TASK INSTRUCTIONS | All of the material below is to be returned exactly.

(Source data)
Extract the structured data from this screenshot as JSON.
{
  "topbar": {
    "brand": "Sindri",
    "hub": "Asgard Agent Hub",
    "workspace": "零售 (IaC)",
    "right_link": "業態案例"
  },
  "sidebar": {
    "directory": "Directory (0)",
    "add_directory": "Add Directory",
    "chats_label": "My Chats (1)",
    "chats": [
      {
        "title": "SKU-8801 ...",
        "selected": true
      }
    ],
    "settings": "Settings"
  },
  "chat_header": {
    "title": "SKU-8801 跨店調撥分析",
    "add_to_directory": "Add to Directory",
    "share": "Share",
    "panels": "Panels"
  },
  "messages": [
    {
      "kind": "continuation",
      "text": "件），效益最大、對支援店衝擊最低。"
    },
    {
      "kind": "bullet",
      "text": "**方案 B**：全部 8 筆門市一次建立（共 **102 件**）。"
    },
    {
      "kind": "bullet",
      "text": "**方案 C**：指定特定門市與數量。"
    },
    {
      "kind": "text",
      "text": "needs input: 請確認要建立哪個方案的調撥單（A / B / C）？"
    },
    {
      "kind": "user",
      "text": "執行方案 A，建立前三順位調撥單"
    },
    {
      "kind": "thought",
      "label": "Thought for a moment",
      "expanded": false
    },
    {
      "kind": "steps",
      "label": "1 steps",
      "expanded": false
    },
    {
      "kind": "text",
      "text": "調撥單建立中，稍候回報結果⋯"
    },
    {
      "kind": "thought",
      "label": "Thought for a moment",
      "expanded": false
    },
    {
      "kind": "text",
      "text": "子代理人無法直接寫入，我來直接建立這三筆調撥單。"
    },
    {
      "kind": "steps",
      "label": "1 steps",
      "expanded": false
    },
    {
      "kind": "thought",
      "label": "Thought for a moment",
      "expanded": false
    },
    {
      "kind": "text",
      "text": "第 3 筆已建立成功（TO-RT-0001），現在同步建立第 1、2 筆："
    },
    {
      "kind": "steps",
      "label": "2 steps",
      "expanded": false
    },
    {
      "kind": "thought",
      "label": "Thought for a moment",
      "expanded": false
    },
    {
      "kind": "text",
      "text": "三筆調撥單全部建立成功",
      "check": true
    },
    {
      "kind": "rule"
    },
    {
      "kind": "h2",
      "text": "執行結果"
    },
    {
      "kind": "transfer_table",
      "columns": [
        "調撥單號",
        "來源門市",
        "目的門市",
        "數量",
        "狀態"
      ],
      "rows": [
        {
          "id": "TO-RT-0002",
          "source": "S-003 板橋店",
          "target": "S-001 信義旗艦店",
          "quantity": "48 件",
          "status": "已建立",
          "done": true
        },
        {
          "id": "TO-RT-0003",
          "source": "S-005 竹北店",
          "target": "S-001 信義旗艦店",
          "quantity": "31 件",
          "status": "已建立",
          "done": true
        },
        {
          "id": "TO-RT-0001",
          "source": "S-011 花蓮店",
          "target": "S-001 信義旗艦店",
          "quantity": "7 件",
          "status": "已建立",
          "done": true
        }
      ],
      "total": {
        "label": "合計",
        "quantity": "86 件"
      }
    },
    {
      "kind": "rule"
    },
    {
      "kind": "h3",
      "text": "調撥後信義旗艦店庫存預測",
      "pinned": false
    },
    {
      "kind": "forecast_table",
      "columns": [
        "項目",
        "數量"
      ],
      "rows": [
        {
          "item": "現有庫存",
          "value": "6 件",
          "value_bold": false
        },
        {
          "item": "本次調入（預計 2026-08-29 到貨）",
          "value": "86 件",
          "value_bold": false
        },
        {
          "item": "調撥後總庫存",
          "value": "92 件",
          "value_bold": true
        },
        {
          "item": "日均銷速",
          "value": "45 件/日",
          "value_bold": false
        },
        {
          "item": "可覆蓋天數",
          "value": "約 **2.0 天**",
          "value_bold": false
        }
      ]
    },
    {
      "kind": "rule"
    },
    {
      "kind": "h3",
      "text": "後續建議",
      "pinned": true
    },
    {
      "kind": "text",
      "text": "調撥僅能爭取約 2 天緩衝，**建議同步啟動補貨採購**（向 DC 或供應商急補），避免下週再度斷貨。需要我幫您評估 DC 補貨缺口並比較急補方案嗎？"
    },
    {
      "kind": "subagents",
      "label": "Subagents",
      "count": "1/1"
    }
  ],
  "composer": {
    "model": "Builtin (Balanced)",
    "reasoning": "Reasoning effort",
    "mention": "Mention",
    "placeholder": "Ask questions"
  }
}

WORKED SOLUTION |
Extract the structured data from this screenshot as JSON.
{
  "topbar": {
    "brand": "Sindri",
    "hub": "Asgard Agent Hub",
    "workspace": "零售 (IaC)",
    "right_link": "業態案例"
  },
  "sidebar": {
    "directory": "Directory (0)",
    "add_directory": "Add Directory",
    "chats_label": "My Chats (1)",
    "chats": [
      {
        "title": "SKU-8801 ...",
        "selected": true
      }
    ],
    "settings": "Settings"
  },
  "chat_header": {
    "title": "SKU-8801 跨店調撥分析",
    "add_to_directory": "Add to Directory",
    "share": "Share",
    "panels": "Panels"
  },
  "messages": [
    {
      "kind": "continuation",
      "text": "件），效益最大、對支援店衝擊最低。"
    },
    {
      "kind": "bullet",
      "text": "**方案 B**：全部 8 筆門市一次建立（共 **102 件**）。"
    },
    {
      "kind": "bullet",
      "text": "**方案 C**：指定特定門市與數量。"
    },
    {
      "kind": "text",
      "text": "needs input: 請確認要建立哪個方案的調撥單（A / B / C）？"
    },
    {
      "kind": "user",
      "text": "執行方案 A，建立前三順位調撥單"
    },
    {
      "kind": "thought",
      "label": "Thought for a moment",
      "expanded": false
    },
    {
      "kind": "steps",
      "label": "1 steps",
      "expanded": false
    },
    {
      "kind": "text",
      "text": "調撥單建立中，稍候回報結果⋯"
    },
    {
      "kind": "thought",
      "label": "Thought for a moment",
      "expanded": false
    },
    {
      "kind": "text",
      "text": "子代理人無法直接寫入，我來直接建立這三筆調撥單。"
    },
    {
      "kind": "steps",
      "label": "1 steps",
      "expanded": false
    },
    {
      "kind": "thought",
      "label": "Thought for a moment",
      "expanded": false
    },
    {
      "kind": "text",
      "text": "第 3 筆已建立成功（TO-RT-0001），現在同步建立第 1、2 筆："
    },
    {
      "kind": "steps",
      "label": "2 steps",
      "expanded": false
    },
    {
      "kind": "thought",
      "label": "Thought for a moment",
      "expanded": false
    },
    {
      "kind": "text",
      "text": "三筆調撥單全部建立成功",
      "check": true
    },
    {
      "kind": "rule"
    },
    {
      "kind": "h2",
      "text": "執行結果"
    },
    {
      "kind": "transfer_table",
      "columns": [
        "調撥單號",
        "來源門市",
        "目的門市",
        "數量",
        "狀態"
      ],
      "rows": [
        {
          "id": "TO-RT-0002",
          "source": "S-003 板橋店",
          "target": "S-001 信義旗艦店",
          "quantity": "48 件",
          "status": "已建立",
          "done": true
        },
        {
          "id": "TO-RT-0003",
          "source": "S-005 竹北店",
          "target": "S-001 信義旗艦店",
          "quantity": "31 件",
          "status": "已建立",
          "done": true
        },
        {
          "id": "TO-RT-0001",
          "source": "S-011 花蓮店",
          "target": "S-001 信義旗艦店",
          "quantity": "7 件",
          "status": "已建立",
          "done": true
        }
      ],
      "total": {
        "label": "合計",
        "quantity": "86 件"
      }
    },
    {
      "kind": "rule"
    },
    {
      "kind": "h3",
      "text": "調撥後信義旗艦店庫存預測",
      "pinned": false
    },
    {
      "kind": "forecast_table",
      "columns": [
        "項目",
        "數量"
      ],
      "rows": [
        {
          "item": "現有庫存",
          "value": "6 件",
          "value_bold": false
        },
        {
          "item": "本次調入（預計 2026-08-29 到貨）",
          "value": "86 件",
          "value_bold": false
        },
        {
          "item": "調撥後總庫存",
          "value": "92 件",
          "value_bold": true
        },
        {
          "item": "日均銷速",
          "value": "45 件/日",
          "value_bold": false
        },
        {
          "item": "可覆蓋天數",
          "value": "約 **2.0 天**",
          "value_bold": false
        }
      ]
    },
    {
      "kind": "rule"
    },
    {
      "kind": "h3",
      "text": "後續建議",
      "pinned": true
    },
    {
      "kind": "text",
      "text": "調撥僅能爭取約 2 天緩衝，**建議同步啟動補貨採購**（向 DC 或供應商急補），避免下週再度斷貨。需要我幫您評估 DC 補貨缺口並比較急補方案嗎？"
    },
    {
      "kind": "subagents",
      "label": "Subagents",
      "count": "1/1"
    }
  ],
  "composer": {
    "model": "Builtin (Balanced)",
    "reasoning": "Reasoning effort",
    "mention": "Mention",
    "placeholder": "Ask questions"
  }
}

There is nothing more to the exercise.